The records >>
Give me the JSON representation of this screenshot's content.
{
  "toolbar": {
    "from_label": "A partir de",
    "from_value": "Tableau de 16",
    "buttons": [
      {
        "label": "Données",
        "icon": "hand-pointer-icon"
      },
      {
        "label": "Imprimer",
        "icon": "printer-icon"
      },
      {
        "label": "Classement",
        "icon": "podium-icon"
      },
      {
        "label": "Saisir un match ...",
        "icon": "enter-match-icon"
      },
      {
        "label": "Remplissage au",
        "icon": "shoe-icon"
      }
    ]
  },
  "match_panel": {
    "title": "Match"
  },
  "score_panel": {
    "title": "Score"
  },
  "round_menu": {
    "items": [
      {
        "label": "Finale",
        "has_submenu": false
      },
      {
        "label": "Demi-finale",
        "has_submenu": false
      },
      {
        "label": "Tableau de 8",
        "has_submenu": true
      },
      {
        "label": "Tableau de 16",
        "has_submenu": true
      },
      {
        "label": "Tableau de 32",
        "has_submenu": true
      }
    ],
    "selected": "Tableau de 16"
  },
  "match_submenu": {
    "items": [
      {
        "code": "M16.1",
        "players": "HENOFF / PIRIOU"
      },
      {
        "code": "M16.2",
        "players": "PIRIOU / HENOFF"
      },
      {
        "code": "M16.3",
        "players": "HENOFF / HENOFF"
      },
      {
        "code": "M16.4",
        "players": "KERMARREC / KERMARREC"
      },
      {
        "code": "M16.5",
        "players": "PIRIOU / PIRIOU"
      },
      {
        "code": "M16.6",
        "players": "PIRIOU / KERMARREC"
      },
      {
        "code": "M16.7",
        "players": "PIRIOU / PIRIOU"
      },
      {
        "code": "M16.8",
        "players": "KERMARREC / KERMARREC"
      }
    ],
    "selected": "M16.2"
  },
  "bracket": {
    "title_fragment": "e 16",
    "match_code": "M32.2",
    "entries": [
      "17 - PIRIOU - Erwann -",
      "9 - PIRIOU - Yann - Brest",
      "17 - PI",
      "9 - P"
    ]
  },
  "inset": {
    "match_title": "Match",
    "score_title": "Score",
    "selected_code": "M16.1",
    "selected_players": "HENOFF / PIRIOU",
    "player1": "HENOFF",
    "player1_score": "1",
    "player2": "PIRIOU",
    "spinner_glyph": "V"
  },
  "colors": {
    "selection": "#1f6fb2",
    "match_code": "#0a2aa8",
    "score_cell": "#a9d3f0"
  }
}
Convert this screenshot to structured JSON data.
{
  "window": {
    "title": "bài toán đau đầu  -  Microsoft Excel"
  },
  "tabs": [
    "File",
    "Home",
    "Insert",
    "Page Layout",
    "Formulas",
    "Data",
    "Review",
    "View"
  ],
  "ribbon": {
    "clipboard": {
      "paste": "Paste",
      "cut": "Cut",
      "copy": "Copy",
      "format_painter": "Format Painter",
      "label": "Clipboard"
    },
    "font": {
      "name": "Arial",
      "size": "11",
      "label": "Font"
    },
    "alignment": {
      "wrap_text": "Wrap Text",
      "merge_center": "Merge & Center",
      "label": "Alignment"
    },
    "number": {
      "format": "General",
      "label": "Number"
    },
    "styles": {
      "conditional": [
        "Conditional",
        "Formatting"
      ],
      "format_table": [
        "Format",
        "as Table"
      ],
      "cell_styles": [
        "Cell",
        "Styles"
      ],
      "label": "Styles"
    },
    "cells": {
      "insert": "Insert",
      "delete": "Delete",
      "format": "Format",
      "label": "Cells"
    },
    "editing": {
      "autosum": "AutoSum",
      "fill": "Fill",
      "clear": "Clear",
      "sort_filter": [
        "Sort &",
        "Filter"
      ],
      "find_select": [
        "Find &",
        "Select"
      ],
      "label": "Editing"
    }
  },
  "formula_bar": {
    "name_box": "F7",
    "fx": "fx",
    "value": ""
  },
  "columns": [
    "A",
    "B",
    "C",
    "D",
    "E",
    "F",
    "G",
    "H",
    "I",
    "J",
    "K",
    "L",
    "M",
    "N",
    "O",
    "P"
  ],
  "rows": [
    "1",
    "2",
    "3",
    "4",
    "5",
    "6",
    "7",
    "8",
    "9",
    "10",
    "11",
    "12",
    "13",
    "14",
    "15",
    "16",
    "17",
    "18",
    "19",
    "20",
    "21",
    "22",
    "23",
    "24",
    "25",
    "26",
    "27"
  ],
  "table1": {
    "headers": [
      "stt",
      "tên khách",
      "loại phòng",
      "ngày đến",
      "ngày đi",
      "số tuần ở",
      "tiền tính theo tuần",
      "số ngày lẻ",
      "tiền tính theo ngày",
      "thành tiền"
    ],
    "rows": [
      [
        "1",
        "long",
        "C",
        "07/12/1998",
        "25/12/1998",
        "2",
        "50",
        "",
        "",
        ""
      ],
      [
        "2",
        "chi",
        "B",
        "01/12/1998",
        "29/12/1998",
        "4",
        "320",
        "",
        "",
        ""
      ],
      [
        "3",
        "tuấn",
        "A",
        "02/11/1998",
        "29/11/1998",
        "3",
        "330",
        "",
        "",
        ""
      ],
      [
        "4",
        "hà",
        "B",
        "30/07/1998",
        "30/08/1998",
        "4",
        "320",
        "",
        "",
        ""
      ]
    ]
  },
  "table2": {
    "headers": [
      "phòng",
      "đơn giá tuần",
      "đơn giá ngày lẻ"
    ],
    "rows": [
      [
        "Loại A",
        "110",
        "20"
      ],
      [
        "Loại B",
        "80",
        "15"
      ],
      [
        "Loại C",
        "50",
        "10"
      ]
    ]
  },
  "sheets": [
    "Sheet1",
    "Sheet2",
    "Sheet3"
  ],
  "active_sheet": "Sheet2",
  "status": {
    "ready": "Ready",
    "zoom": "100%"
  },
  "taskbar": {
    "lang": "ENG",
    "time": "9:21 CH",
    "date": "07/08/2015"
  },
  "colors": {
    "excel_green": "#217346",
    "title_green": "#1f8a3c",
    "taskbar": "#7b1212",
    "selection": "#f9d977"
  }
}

Your objective >>
Restate the data above word for word, please.

Result for this exercise >>
Give me the JSON representation of this screenshot's content.
{
  "toolbar": {
    "from_label": "A partir de",
    "from_value": "Tableau de 16",
    "buttons": [
      {
        "label": "Données",
        "icon": "hand-pointer-icon"
      },
      {
        "label": "Imprimer",
        "icon": "printer-icon"
      },
      {
        "label": "Classement",
        "icon": "podium-icon"
      },
      {
        "label": "Saisir un match ...",
        "icon": "enter-match-icon"
      },
      {
        "label": "Remplissage au",
        "icon": "shoe-icon"
      }
    ]
  },
  "match_panel": {
    "title": "Match"
  },
  "score_panel": {
    "title": "Score"
  },
  "round_menu": {
    "items": [
      {
        "label": "Finale",
        "has_submenu": false
      },
      {
        "label": "Demi-finale",
        "has_submenu": false
      },
      {
        "label": "Tableau de 8",
        "has_submenu": true
      },
      {
        "label": "Tableau de 16",
        "has_submenu": true
      },
      {
        "label": "Tableau de 32",
        "has_submenu": true
      }
    ],
    "selected": "Tableau de 16"
  },
  "match_submenu": {
    "items": [
      {
        "code": "M16.1",
        "players": "HENOFF / PIRIOU"
      },
      {
        "code": "M16.2",
        "players": "PIRIOU / HENOFF"
      },
      {
        "code": "M16.3",
        "players": "HENOFF / HENOFF"
      },
      {
        "code": "M16.4",
        "players": "KERMARREC / KERMARREC"
      },
      {
        "code": "M16.5",
        "players": "PIRIOU / PIRIOU"
      },
      {
        "code": "M16.6",
        "players": "PIRIOU / KERMARREC"
      },
      {
        "code": "M16.7",
        "players": "PIRIOU / PIRIOU"
      },
      {
        "code": "M16.8",
        "players": "KERMARREC / KERMARREC"
      }
    ],
    "selected": "M16.2"
  },
  "bracket": {
    "title_fragment": "e 16",
    "match_code": "M32.2",
    "entries": [
      "17 - PIRIOU - Erwann -",
      "9 - PIRIOU - Yann - Brest",
      "17 - PI",
      "9 - P"
    ]
  },
  "inset": {
    "match_title": "Match",
    "score_title": "Score",
    "selected_code": "M16.1",
    "selected_players": "HENOFF / PIRIOU",
    "player1": "HENOFF",
    "player1_score": "1",
    "player2": "PIRIOU",
    "spinner_glyph": "V"
  },
  "colors": {
    "selection": "#1f6fb2",
    "match_code": "#0a2aa8",
    "score_cell": "#a9d3f0"
  }
}
Convert this screenshot to structured JSON data.
{
  "window": {
    "title": "bài toán đau đầu  -  Microsoft Excel"
  },
  "tabs": [
    "File",
    "Home",
    "Insert",
    "Page Layout",
    "Formulas",
    "Data",
    "Review",
    "View"
  ],
  "ribbon": {
    "clipboard": {
      "paste": "Paste",
      "cut": "Cut",
      "copy": "Copy",
      "format_painter": "Format Painter",
      "label": "Clipboard"
    },
    "font": {
      "name": "Arial",
      "size": "11",
      "label": "Font"
    },
    "alignment": {
      "wrap_text": "Wrap Text",
      "merge_center": "Merge & Center",
      "label": "Alignment"
    },
    "number": {
      "format": "General",
      "label": "Number"
    },
    "styles": {
      "conditional": [
        "Conditional",
        "Formatting"
      ],
      "format_table": [
        "Format",
        "as Table"
      ],
      "cell_styles": [
        "Cell",
        "Styles"
      ],
      "label": "Styles"
    },
    "cells": {
      "insert": "Insert",
      "delete": "Delete",
      "format": "Format",
      "label": "Cells"
    },
    "editing": {
      "autosum": "AutoSum",
      "fill": "Fill",
      "clear": "Clear",
      "sort_filter": [
        "Sort &",
        "Filter"
      ],
      "find_select": [
        "Find &",
        "Select"
      ],
      "label": "Editing"
    }
  },
  "formula_bar": {
    "name_box": "F7",
    "fx": "fx",
    "value": ""
  },
  "columns": [
    "A",
    "B",
    "C",
    "D",
    "E",
    "F",
    "G",
    "H",
    "I",
    "J",
    "K",
    "L",
    "M",
    "N",
    "O",
    "P"
  ],
  "rows": [
    "1",
    "2",
    "3",
    "4",
    "5",
    "6",
    "7",
    "8",
    "9",
    "10",
    "11",
    "12",
    "13",
    "14",
    "15",
    "16",
    "17",
    "18",
    "19",
    "20",
    "21",
    "22",
    "23",
    "24",
    "25",
    "26",
    "27"
  ],
  "table1": {
    "headers": [
      "stt",
      "tên khách",
      "loại phòng",
      "ngày đến",
      "ngày đi",
      "số tuần ở",
      "tiền tính theo tuần",
      "số ngày lẻ",
      "tiền tính theo ngày",
      "thành tiền"
    ],
    "rows": [
      [
        "1",
        "long",
        "C",
        "07/12/1998",
        "25/12/1998",
        "2",
        "50",
        "",
        "",
        ""
      ],
      [
        "2",
        "chi",
        "B",
        "01/12/1998",
        "29/12/1998",
        "4",
        "320",
        "",
        "",
        ""
      ],
      [
        "3",
        "tuấn",
        "A",
        "02/11/1998",
        "29/11/1998",
        "3",
        "330",
        "",
        "",
        ""
      ],
      [
        "4",
        "hà",
        "B",
        "30/07/1998",
        "30/08/1998",
        "4",
        "320",
        "",
        "",
        ""
      ]
    ]
  },
  "table2": {
    "headers": [
      "phòng",
      "đơn giá tuần",
      "đơn giá ngày lẻ"
    ],
    "rows": [
      [
        "Loại A",
        "110",
        "20"
      ],
      [
        "Loại B",
        "80",
        "15"
      ],
      [
        "Loại C",
        "50",
        "10"
      ]
    ]
  },
  "sheets": [
    "Sheet1",
    "Sheet2",
    "Sheet3"
  ],
  "active_sheet": "Sheet2",
  "status": {
    "ready": "Ready",
    "zoom": "100%"
  },
  "taskbar": {
    "lang": "ENG",
    "time": "9:21 CH",
    "date": "07/08/2015"
  },
  "colors": {
    "excel_green": "#217346",
    "title_green": "#1f8a3c",
    "taskbar": "#7b1212",
    "selection": "#f9d977"
  }
}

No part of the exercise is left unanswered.